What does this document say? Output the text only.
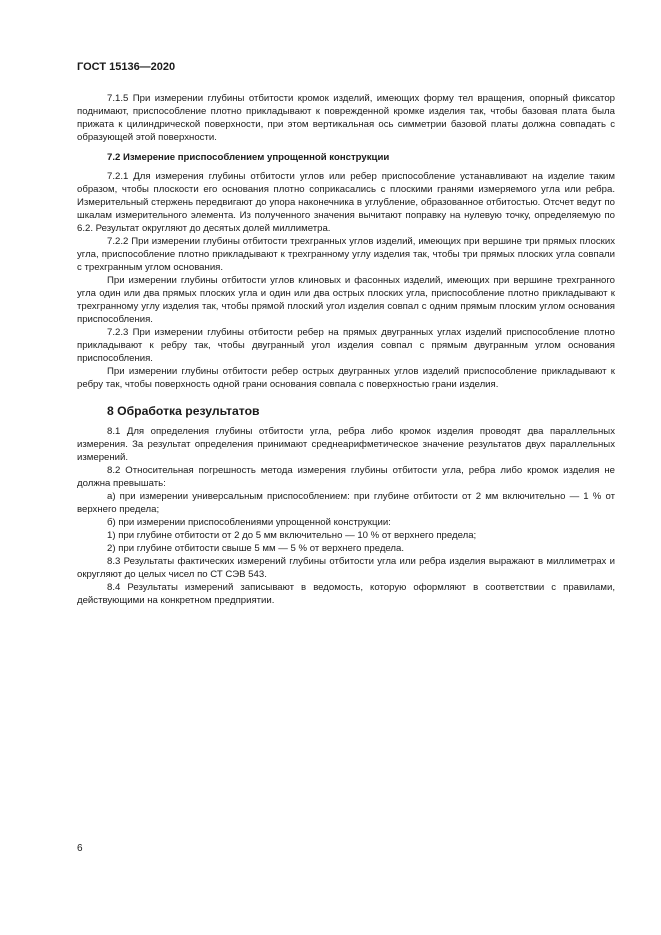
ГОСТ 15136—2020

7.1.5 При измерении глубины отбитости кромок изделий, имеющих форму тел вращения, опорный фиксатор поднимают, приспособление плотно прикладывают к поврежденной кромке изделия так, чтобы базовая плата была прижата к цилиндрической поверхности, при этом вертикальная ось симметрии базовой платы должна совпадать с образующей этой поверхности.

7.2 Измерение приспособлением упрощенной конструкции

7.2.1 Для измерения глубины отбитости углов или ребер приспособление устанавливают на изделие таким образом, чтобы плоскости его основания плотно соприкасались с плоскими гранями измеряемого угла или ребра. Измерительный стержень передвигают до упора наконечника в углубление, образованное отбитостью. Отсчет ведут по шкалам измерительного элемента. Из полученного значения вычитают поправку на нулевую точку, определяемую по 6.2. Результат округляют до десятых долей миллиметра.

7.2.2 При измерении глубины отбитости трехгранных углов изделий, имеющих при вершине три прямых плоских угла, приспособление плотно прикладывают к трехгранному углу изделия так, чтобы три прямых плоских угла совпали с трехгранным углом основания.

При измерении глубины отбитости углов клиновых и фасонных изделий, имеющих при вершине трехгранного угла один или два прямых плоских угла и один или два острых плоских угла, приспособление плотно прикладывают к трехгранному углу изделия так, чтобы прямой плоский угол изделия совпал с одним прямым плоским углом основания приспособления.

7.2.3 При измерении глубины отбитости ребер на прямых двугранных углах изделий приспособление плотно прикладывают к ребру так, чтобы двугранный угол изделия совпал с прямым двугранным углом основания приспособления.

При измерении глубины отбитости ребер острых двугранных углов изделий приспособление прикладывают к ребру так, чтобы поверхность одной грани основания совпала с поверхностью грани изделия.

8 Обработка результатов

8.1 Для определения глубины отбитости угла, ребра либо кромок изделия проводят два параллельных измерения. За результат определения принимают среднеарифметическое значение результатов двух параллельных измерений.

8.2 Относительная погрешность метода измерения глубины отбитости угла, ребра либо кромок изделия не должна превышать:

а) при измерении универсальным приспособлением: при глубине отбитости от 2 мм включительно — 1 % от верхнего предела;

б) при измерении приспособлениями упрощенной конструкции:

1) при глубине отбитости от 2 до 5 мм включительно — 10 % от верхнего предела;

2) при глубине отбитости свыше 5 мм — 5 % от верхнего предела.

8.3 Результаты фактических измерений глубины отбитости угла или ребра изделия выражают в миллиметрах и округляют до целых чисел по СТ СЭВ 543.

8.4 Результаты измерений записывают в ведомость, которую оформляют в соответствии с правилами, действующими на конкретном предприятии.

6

━━━━

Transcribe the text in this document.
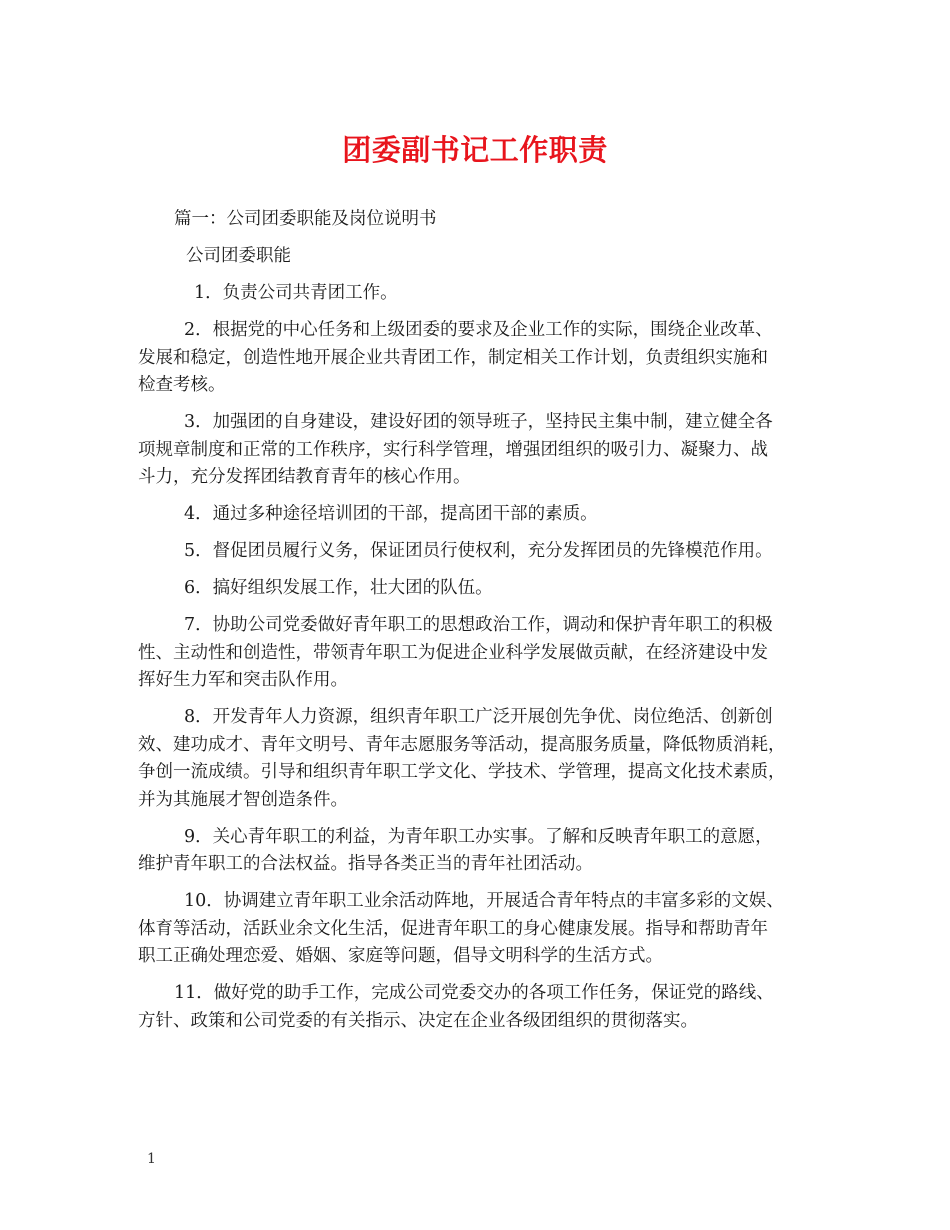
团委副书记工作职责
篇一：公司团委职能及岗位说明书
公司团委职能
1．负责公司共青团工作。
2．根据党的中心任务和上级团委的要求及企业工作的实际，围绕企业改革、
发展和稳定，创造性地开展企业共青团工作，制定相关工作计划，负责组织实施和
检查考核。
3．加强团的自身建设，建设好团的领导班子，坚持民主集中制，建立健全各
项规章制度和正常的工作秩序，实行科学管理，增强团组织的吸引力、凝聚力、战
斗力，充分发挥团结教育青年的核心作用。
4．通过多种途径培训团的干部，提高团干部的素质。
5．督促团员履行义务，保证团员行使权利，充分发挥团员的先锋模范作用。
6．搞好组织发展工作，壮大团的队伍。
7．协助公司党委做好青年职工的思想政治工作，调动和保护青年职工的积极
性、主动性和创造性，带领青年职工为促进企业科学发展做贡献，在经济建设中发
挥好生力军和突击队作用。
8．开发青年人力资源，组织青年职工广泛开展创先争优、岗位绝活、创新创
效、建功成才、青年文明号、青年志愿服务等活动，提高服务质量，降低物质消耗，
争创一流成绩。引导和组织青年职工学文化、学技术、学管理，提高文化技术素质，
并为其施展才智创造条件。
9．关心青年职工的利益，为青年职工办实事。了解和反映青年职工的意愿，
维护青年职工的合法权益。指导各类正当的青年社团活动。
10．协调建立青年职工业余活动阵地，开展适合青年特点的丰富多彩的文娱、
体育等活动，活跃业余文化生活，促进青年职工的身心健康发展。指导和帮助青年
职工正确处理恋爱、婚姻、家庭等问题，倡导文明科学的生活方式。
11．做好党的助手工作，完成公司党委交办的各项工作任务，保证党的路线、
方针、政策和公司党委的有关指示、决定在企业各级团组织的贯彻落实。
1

━━━━

» Required work: Give the number of lines containing the word "text". No other answer is needed.

» Final result: 2